§ **GOAL**
Each entry below should be echoed exactly, with pictures omitted.

§ **RECORDS**
--- Start ---
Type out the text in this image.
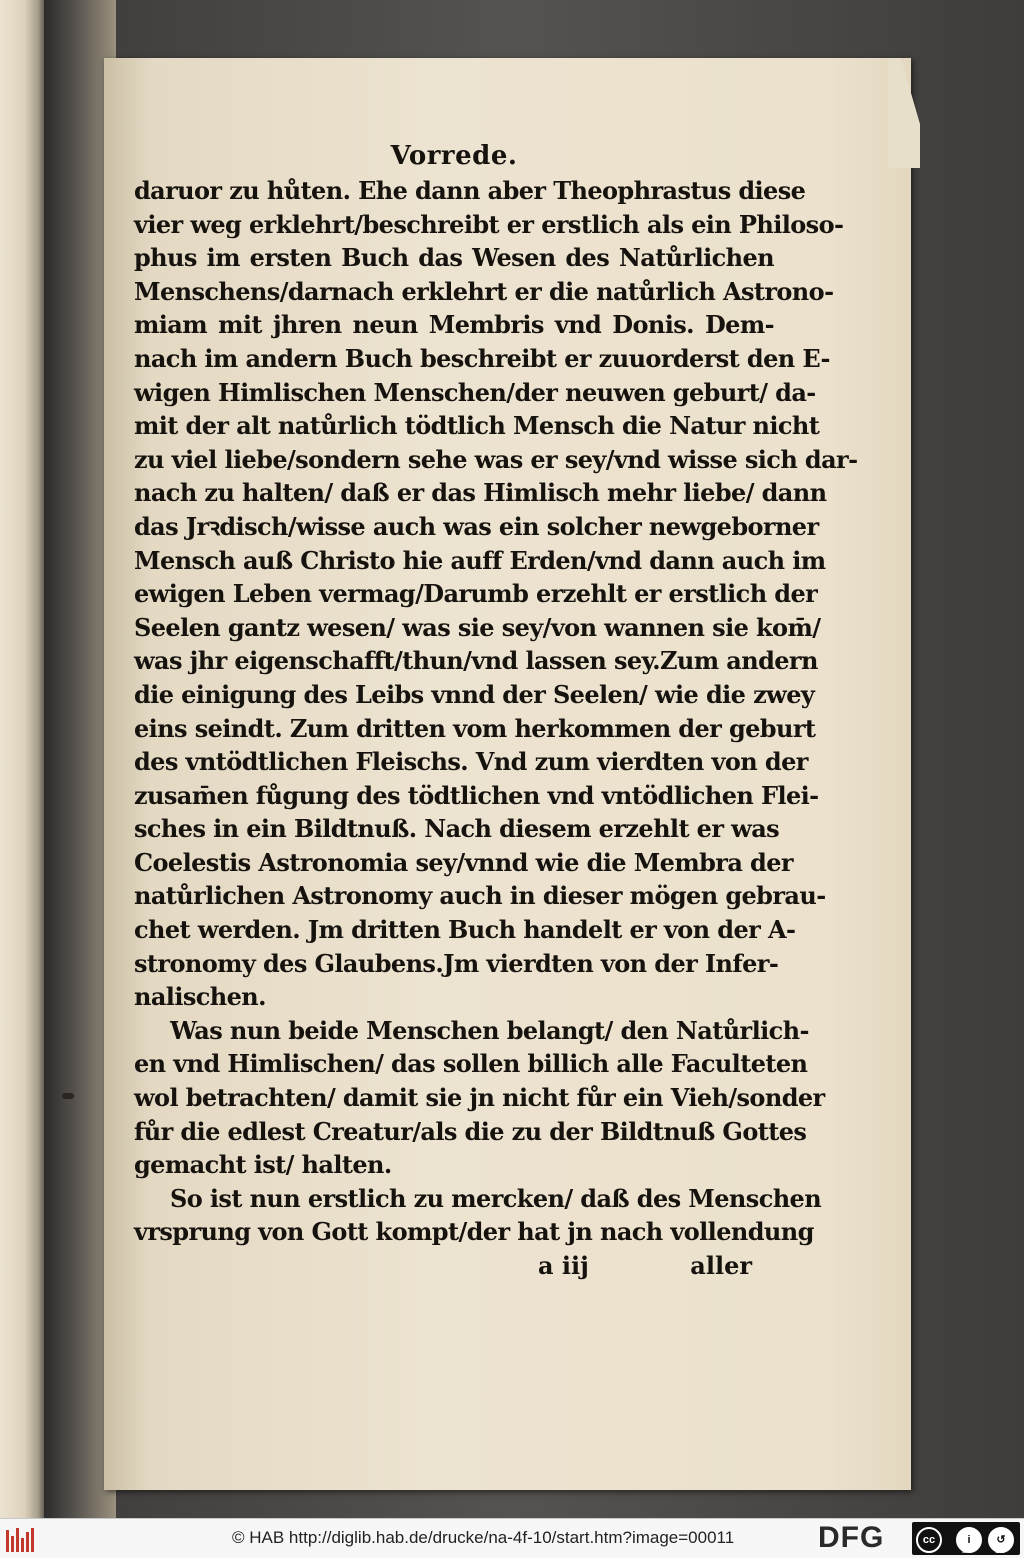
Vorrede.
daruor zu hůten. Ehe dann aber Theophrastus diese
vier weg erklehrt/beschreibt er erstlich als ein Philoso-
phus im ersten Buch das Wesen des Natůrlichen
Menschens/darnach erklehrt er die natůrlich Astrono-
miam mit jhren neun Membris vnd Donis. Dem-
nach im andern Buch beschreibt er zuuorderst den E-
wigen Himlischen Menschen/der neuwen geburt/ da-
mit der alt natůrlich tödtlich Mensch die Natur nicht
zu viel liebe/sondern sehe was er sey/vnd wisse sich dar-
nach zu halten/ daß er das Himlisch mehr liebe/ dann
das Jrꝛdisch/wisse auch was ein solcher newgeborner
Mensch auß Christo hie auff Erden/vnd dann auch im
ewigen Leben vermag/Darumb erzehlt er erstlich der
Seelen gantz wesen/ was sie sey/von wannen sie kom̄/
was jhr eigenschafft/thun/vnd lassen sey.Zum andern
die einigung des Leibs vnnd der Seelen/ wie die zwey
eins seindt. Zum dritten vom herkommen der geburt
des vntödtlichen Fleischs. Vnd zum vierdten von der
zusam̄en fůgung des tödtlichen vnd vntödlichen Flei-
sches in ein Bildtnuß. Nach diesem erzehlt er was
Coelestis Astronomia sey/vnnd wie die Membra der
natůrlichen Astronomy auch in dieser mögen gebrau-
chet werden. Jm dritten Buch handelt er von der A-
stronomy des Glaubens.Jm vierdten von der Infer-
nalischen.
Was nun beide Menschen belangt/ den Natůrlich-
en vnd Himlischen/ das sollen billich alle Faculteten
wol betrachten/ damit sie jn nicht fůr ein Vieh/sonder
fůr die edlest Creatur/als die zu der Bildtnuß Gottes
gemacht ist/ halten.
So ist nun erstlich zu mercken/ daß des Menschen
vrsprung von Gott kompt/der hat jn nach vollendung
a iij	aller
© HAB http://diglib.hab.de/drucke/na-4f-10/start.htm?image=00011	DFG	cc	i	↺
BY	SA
--- End ---
§ **ANSWER TO THIS PROBLEM**
Type out the text in this image.
Vorrede.
daruor zu hůten. Ehe dann aber Theophrastus diese
vier weg erklehrt/beschreibt er erstlich als ein Philoso-
phus im ersten Buch das Wesen des Natůrlichen
Menschens/darnach erklehrt er die natůrlich Astrono-
miam mit jhren neun Membris vnd Donis. Dem-
nach im andern Buch beschreibt er zuuorderst den E-
wigen Himlischen Menschen/der neuwen geburt/ da-
mit der alt natůrlich tödtlich Mensch die Natur nicht
zu viel liebe/sondern sehe was er sey/vnd wisse sich dar-
nach zu halten/ daß er das Himlisch mehr liebe/ dann
das Jrꝛdisch/wisse auch was ein solcher newgeborner
Mensch auß Christo hie auff Erden/vnd dann auch im
ewigen Leben vermag/Darumb erzehlt er erstlich der
Seelen gantz wesen/ was sie sey/von wannen sie kom̄/
was jhr eigenschafft/thun/vnd lassen sey.Zum andern
die einigung des Leibs vnnd der Seelen/ wie die zwey
eins seindt. Zum dritten vom herkommen der geburt
des vntödtlichen Fleischs. Vnd zum vierdten von der
zusam̄en fůgung des tödtlichen vnd vntödlichen Flei-
sches in ein Bildtnuß. Nach diesem erzehlt er was
Coelestis Astronomia sey/vnnd wie die Membra der
natůrlichen Astronomy auch in dieser mögen gebrau-
chet werden. Jm dritten Buch handelt er von der A-
stronomy des Glaubens.Jm vierdten von der Infer-
nalischen.
Was nun beide Menschen belangt/ den Natůrlich-
en vnd Himlischen/ das sollen billich alle Faculteten
wol betrachten/ damit sie jn nicht fůr ein Vieh/sonder
fůr die edlest Creatur/als die zu der Bildtnuß Gottes
gemacht ist/ halten.
So ist nun erstlich zu mercken/ daß des Menschen
vrsprung von Gott kompt/der hat jn nach vollendung
a iij	aller
© HAB http://diglib.hab.de/drucke/na-4f-10/start.htm?image=00011	DFG	cc	i	↺
BY	SA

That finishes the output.